# [Challenge]
Below are the records. List every line holding the word "Junction".

# [Dataset content]
◇ ◇ ◇ ◇ ◇
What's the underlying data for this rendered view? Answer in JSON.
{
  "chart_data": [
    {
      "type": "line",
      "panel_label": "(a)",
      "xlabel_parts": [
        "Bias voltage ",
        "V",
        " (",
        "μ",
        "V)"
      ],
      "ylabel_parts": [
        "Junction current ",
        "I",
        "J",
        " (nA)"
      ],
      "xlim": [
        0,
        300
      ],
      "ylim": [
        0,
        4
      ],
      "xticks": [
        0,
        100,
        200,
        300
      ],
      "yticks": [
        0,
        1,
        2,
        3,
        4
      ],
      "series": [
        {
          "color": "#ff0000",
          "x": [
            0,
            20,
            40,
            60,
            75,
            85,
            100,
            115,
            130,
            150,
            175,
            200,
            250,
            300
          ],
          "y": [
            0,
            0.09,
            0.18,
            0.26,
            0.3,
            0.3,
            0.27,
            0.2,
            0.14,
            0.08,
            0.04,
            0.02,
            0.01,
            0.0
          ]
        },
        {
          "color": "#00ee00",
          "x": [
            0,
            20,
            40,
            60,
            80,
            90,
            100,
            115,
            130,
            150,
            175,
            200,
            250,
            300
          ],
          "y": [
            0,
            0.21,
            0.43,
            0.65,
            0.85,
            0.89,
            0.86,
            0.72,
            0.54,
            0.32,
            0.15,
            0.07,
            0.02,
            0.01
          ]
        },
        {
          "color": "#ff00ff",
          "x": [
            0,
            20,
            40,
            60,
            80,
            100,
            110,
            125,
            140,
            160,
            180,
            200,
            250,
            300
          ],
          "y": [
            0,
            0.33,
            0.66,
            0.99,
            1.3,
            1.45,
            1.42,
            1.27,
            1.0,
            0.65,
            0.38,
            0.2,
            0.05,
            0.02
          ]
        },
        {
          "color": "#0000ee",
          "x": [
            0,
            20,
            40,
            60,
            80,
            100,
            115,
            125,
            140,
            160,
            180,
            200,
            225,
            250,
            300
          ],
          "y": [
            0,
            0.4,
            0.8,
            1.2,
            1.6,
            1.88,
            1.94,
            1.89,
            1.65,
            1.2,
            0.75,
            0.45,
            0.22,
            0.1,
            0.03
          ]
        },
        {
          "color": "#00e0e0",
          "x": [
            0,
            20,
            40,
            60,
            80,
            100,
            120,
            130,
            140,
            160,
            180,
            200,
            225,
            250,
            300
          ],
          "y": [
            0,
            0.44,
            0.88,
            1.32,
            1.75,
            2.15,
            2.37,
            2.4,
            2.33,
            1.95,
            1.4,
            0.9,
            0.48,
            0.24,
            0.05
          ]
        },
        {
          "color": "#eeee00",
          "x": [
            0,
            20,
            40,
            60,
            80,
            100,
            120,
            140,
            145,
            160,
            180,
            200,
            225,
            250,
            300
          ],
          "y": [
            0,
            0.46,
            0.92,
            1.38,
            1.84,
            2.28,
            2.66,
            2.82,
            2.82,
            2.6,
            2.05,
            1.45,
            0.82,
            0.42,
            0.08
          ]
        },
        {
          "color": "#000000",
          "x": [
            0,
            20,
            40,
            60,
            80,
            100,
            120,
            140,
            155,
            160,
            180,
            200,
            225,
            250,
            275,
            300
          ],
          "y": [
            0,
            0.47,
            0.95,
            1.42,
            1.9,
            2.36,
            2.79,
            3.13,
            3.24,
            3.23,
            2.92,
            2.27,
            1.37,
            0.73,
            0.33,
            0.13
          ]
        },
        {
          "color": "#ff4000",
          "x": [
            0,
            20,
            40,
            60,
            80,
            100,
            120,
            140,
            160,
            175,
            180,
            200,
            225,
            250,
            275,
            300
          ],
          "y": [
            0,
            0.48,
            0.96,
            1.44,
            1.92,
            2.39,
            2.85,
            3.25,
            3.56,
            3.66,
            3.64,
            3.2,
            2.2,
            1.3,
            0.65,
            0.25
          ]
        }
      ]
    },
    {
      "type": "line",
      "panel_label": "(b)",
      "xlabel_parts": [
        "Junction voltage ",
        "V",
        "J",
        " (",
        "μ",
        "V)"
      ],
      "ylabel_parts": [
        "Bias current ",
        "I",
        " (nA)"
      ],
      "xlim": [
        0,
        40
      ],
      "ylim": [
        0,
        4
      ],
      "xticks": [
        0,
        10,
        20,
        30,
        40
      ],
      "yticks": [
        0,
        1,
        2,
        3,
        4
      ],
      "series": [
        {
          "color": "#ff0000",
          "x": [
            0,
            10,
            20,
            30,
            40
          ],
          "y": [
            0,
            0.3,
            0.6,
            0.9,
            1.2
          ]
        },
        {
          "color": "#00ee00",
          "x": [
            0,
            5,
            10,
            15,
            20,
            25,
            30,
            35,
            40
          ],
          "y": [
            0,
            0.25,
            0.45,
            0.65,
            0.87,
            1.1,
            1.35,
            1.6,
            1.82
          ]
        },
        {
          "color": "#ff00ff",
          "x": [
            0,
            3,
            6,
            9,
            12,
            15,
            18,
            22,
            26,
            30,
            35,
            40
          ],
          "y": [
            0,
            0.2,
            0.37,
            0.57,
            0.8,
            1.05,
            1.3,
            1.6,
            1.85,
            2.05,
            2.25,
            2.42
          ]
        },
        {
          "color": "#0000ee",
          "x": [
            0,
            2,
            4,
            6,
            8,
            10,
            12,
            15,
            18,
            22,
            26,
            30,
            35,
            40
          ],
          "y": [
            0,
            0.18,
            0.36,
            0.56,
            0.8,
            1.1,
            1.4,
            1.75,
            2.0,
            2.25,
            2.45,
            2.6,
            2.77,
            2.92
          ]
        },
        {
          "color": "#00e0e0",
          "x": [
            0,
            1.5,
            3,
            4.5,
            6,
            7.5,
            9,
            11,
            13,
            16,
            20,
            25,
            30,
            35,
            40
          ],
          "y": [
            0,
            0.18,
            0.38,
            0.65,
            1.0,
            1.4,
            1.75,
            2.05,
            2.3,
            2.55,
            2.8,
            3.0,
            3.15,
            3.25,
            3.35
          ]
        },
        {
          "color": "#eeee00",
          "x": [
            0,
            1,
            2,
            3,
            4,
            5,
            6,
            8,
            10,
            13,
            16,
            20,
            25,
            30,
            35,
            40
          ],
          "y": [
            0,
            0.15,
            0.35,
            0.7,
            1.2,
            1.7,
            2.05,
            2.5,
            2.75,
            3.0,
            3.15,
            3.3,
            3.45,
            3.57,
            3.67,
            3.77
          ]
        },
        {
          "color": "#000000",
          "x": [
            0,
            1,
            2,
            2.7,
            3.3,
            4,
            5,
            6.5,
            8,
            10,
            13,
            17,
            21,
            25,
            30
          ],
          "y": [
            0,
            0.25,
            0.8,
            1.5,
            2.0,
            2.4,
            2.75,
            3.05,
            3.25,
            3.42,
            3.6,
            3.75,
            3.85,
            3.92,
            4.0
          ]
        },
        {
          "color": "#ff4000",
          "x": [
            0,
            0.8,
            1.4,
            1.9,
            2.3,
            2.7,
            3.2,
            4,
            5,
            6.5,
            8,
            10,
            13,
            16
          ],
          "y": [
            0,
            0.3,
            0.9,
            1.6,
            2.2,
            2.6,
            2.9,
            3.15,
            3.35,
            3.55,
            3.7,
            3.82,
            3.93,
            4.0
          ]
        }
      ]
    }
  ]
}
◇ ◇ ◇ ◇ ◇
# [Reply to the exercise]
        "Junction current ",
        "Junction voltage ",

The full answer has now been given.